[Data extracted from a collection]
====
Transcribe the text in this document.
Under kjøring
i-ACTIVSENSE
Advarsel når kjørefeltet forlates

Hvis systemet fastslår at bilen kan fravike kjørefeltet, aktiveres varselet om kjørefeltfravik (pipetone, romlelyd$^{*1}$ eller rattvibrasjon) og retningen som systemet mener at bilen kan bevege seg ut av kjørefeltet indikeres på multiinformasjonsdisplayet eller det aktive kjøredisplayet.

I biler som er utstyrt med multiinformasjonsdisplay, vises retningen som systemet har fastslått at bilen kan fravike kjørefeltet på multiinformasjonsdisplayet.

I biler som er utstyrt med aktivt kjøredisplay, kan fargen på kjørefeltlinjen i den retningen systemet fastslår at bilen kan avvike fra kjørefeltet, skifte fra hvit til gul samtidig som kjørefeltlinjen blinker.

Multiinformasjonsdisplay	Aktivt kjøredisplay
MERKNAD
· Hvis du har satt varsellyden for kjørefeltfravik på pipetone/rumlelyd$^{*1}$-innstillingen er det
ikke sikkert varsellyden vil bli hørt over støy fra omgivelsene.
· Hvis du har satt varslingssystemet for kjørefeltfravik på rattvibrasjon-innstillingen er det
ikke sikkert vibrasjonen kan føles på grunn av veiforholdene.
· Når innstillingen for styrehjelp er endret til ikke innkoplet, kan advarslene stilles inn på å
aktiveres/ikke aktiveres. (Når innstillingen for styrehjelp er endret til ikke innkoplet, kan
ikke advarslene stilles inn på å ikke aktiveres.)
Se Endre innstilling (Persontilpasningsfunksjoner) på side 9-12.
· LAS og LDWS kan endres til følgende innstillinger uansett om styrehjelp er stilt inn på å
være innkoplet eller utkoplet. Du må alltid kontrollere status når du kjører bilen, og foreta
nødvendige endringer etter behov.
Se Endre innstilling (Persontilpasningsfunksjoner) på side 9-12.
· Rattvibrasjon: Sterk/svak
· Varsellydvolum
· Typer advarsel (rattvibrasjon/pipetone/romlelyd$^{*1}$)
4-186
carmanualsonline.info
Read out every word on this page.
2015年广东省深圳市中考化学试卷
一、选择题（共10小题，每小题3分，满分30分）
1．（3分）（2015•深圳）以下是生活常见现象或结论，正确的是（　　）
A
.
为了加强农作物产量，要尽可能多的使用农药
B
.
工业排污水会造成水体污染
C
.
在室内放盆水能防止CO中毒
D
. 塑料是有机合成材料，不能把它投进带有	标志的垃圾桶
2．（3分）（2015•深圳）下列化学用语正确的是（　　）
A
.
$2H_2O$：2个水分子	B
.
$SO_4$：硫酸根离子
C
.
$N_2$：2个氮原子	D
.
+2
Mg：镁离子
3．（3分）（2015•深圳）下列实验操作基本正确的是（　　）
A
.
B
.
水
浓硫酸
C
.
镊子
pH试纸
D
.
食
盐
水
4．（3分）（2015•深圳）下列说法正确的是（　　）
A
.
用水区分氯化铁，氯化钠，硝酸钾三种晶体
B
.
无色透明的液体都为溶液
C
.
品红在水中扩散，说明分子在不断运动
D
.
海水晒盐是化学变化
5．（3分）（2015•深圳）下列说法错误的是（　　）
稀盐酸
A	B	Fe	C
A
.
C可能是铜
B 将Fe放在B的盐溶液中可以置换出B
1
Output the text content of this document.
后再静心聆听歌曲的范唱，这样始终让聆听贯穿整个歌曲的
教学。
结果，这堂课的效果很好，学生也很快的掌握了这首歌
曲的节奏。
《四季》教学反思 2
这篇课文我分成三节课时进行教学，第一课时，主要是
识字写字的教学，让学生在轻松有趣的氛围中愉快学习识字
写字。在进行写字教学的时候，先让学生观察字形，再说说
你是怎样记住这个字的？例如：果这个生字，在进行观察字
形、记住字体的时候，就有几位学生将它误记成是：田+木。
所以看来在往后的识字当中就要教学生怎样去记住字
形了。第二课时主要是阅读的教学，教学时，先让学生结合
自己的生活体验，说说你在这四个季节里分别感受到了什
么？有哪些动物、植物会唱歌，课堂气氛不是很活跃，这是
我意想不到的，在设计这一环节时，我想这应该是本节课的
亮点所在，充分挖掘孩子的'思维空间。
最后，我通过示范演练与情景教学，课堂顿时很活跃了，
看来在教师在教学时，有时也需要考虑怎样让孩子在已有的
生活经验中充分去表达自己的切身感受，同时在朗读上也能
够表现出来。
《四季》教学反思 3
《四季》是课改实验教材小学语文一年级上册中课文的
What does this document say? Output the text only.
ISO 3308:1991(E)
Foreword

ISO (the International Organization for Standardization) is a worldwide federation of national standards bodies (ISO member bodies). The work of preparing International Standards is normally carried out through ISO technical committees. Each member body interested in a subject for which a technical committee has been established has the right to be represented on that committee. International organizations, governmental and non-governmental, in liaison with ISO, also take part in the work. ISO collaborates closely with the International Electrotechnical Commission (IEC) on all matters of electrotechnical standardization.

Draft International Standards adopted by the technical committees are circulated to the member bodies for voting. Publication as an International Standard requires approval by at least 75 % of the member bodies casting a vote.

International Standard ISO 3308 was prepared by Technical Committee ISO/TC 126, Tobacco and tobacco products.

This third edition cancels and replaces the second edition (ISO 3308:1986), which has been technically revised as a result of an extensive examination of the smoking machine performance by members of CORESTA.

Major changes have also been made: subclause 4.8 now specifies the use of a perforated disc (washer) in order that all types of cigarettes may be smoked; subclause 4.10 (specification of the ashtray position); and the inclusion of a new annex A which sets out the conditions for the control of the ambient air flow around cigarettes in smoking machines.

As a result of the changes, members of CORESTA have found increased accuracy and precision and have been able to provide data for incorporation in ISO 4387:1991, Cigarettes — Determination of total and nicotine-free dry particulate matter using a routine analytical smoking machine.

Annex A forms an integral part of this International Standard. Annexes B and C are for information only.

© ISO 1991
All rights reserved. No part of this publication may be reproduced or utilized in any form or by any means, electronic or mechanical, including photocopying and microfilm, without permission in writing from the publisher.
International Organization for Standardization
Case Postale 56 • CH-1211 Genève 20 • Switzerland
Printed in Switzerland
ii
====
Description of the task
Copy out each line that contains the word "stilles".

Solved exercise
· Når innstillingen for styrehjelp er endret til ikke innkoplet, kan advarslene stilles inn på å
ikke advarslene stilles inn på å ikke aktiveres.)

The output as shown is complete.